● STATED GOAL
Type the records out again in full, exactly.

******

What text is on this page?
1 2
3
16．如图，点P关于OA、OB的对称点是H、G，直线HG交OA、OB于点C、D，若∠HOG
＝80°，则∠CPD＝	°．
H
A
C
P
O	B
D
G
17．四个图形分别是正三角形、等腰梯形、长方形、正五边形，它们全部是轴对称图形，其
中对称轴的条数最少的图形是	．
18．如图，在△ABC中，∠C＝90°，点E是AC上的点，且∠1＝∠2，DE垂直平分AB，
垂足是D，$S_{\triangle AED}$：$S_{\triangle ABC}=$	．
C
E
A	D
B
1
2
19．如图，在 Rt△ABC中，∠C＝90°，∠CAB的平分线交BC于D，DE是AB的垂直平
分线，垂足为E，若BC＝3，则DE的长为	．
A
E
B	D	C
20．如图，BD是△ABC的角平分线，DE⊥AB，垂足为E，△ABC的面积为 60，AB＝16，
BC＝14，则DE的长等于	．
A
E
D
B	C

******

● EXERCISE RESULT
What text is on this page?
1 2
3
16．如图，点P关于OA、OB的对称点是H、G，直线HG交OA、OB于点C、D，若∠HOG
＝80°，则∠CPD＝	°．
H
A
C
P
O	B
D
G
17．四个图形分别是正三角形、等腰梯形、长方形、正五边形，它们全部是轴对称图形，其
中对称轴的条数最少的图形是	．
18．如图，在△ABC中，∠C＝90°，点E是AC上的点，且∠1＝∠2，DE垂直平分AB，
垂足是D，$S_{\triangle AED}$：$S_{\triangle ABC}=$	．
C
E
A	D
B
1
2
19．如图，在 Rt△ABC中，∠C＝90°，∠CAB的平分线交BC于D，DE是AB的垂直平
分线，垂足为E，若BC＝3，则DE的长为	．
A
E
B	D	C
20．如图，BD是△ABC的角平分线，DE⊥AB，垂足为E，△ABC的面积为 60，AB＝16，
BC＝14，则DE的长等于	．
A
E
D
B	C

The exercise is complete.